### SET EXERCISE
Omit the pictures and return every entry exactly as written.

◇ ◇ ◇ ◇ ◇ ◇ ◇

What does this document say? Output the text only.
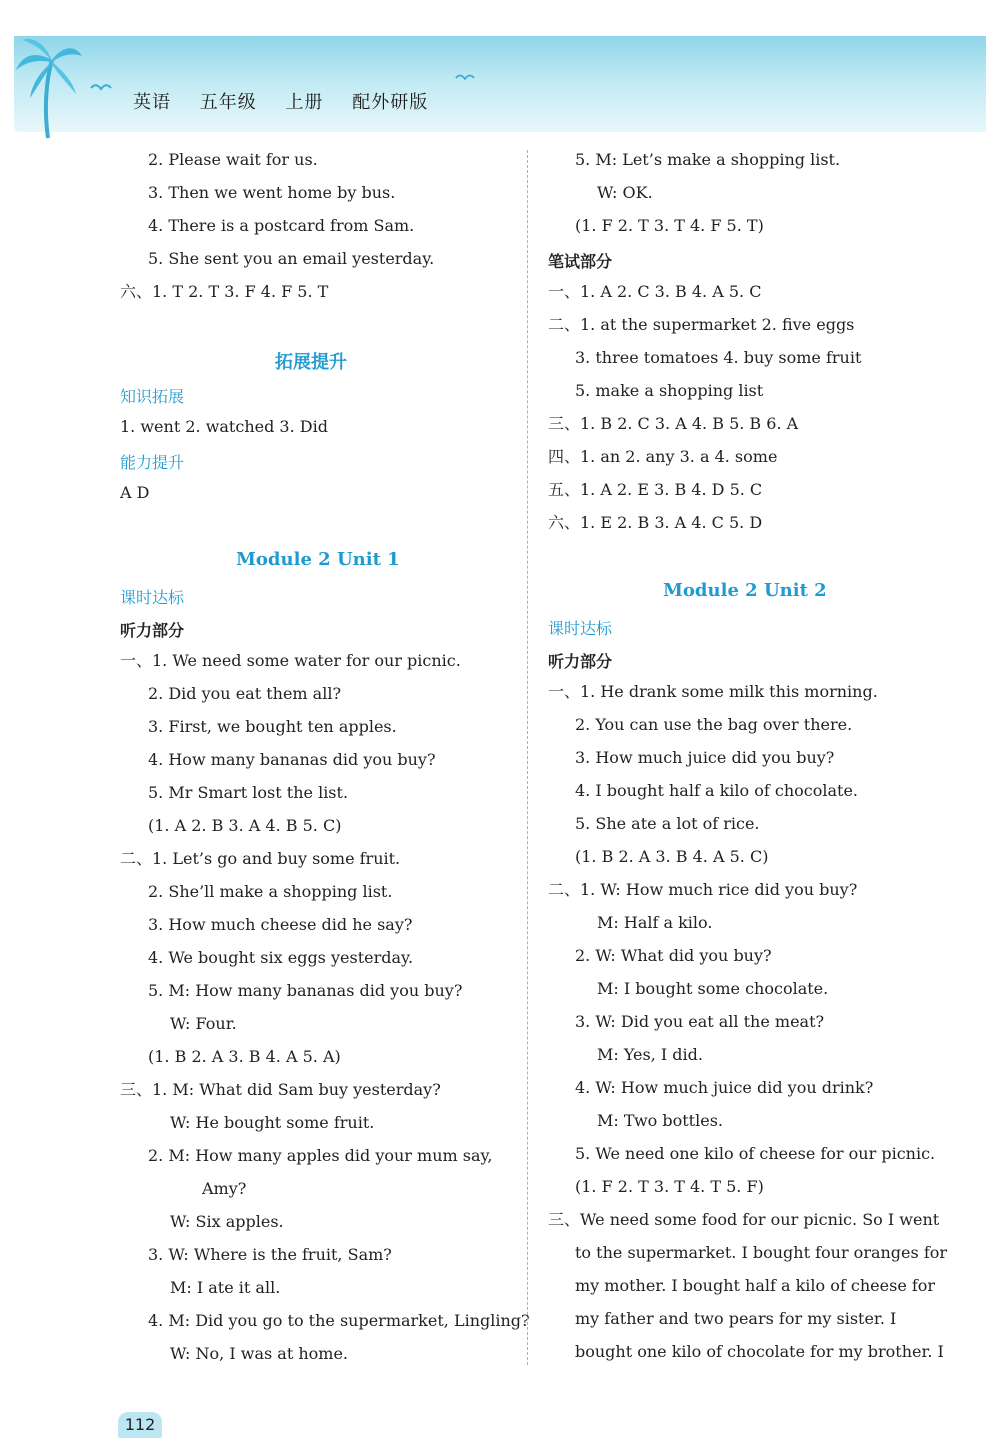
英语 五年级 上册 配外研版
2. Please wait for us.
3. Then we went home by bus.
4. There is a postcard from Sam.
5. She sent you an email yesterday.
六、1. T 2. T 3. F 4. F 5. T
拓展提升
知识拓展
1. went 2. watched 3. Did
能力提升
A D
Module 2 Unit 1
课时达标
听力部分
一、1. We need some water for our picnic.
2. Did you eat them all?
3. First, we bought ten apples.
4. How many bananas did you buy?
5. Mr Smart lost the list.
(1. A 2. B 3. A 4. B 5. C)
二、1. Let’s go and buy some fruit.
2. She’ll make a shopping list.
3. How much cheese did he say?
4. We bought six eggs yesterday.
5. M: How many bananas did you buy?
W: Four.
(1. B 2. A 3. B 4. A 5. A)
三、1. M: What did Sam buy yesterday?
W: He bought some fruit.
2. M: How many apples did your mum say,
Amy?
W: Six apples.
3. W: Where is the fruit, Sam?
M: I ate it all.
4. M: Did you go to the supermarket, Lingling?
W: No, I was at home.
5. M: Let’s make a shopping list.
W: OK.
(1. F 2. T 3. T 4. F 5. T)
笔试部分
一、1. A 2. C 3. B 4. A 5. C
二、1. at the supermarket 2. five eggs
3. three tomatoes 4. buy some fruit
5. make a shopping list
三、1. B 2. C 3. A 4. B 5. B 6. A
四、1. an 2. any 3. a 4. some
五、1. A 2. E 3. B 4. D 5. C
六、1. E 2. B 3. A 4. C 5. D
Module 2 Unit 2
课时达标
听力部分
一、1. He drank some milk this morning.
2. You can use the bag over there.
3. How much juice did you buy?
4. I bought half a kilo of chocolate.
5. She ate a lot of rice.
(1. B 2. A 3. B 4. A 5. C)
二、1. W: How much rice did you buy?
M: Half a kilo.
2. W: What did you buy?
M: I bought some chocolate.
3. W: Did you eat all the meat?
M: Yes, I did.
4. W: How much juice did you drink?
M: Two bottles.
5. We need one kilo of cheese for our picnic.
(1. F 2. T 3. T 4. T 5. F)
三、We need some food for our picnic. So I went
to the supermarket. I bought four oranges for
my mother. I bought half a kilo of cheese for
my father and two pears for my sister. I
bought one kilo of chocolate for my brother. I
112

◇ ◇ ◇ ◇ ◇ ◇ ◇

### TASK RESPONSE
What does this document say? Output the text only.
英语 五年级 上册 配外研版
2. Please wait for us.
3. Then we went home by bus.
4. There is a postcard from Sam.
5. She sent you an email yesterday.
六、1. T 2. T 3. F 4. F 5. T
拓展提升
知识拓展
1. went 2. watched 3. Did
能力提升
A D
Module 2 Unit 1
课时达标
听力部分
一、1. We need some water for our picnic.
2. Did you eat them all?
3. First, we bought ten apples.
4. How many bananas did you buy?
5. Mr Smart lost the list.
(1. A 2. B 3. A 4. B 5. C)
二、1. Let’s go and buy some fruit.
2. She’ll make a shopping list.
3. How much cheese did he say?
4. We bought six eggs yesterday.
5. M: How many bananas did you buy?
W: Four.
(1. B 2. A 3. B 4. A 5. A)
三、1. M: What did Sam buy yesterday?
W: He bought some fruit.
2. M: How many apples did your mum say,
Amy?
W: Six apples.
3. W: Where is the fruit, Sam?
M: I ate it all.
4. M: Did you go to the supermarket, Lingling?
W: No, I was at home.
5. M: Let’s make a shopping list.
W: OK.
(1. F 2. T 3. T 4. F 5. T)
笔试部分
一、1. A 2. C 3. B 4. A 5. C
二、1. at the supermarket 2. five eggs
3. three tomatoes 4. buy some fruit
5. make a shopping list
三、1. B 2. C 3. A 4. B 5. B 6. A
四、1. an 2. any 3. a 4. some
五、1. A 2. E 3. B 4. D 5. C
六、1. E 2. B 3. A 4. C 5. D
Module 2 Unit 2
课时达标
听力部分
一、1. He drank some milk this morning.
2. You can use the bag over there.
3. How much juice did you buy?
4. I bought half a kilo of chocolate.
5. She ate a lot of rice.
(1. B 2. A 3. B 4. A 5. C)
二、1. W: How much rice did you buy?
M: Half a kilo.
2. W: What did you buy?
M: I bought some chocolate.
3. W: Did you eat all the meat?
M: Yes, I did.
4. W: How much juice did you drink?
M: Two bottles.
5. We need one kilo of cheese for our picnic.
(1. F 2. T 3. T 4. T 5. F)
三、We need some food for our picnic. So I went
to the supermarket. I bought four oranges for
my mother. I bought half a kilo of cheese for
my father and two pears for my sister. I
bought one kilo of chocolate for my brother. I
112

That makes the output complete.